§ **Excerpted data**:
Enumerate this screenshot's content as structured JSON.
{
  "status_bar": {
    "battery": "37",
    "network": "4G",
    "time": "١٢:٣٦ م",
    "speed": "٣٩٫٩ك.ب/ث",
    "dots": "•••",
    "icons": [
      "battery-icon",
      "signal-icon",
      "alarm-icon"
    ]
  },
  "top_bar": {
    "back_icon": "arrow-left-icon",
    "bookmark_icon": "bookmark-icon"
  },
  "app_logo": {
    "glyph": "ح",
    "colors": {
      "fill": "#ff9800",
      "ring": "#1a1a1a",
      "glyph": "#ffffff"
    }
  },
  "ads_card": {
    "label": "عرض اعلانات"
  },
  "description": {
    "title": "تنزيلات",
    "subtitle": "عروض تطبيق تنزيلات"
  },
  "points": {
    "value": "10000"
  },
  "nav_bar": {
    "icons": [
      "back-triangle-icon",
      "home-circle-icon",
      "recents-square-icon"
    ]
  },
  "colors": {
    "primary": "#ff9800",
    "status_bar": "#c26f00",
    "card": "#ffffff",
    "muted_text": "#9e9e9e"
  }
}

§ **Your instructions**:
Using the listing above, pick out each line that contains the word "تنزيلات", then copy it.

§ **Response for this exercise**:
    "title": "تنزيلات",
    "subtitle": "عروض تطبيق تنزيلات"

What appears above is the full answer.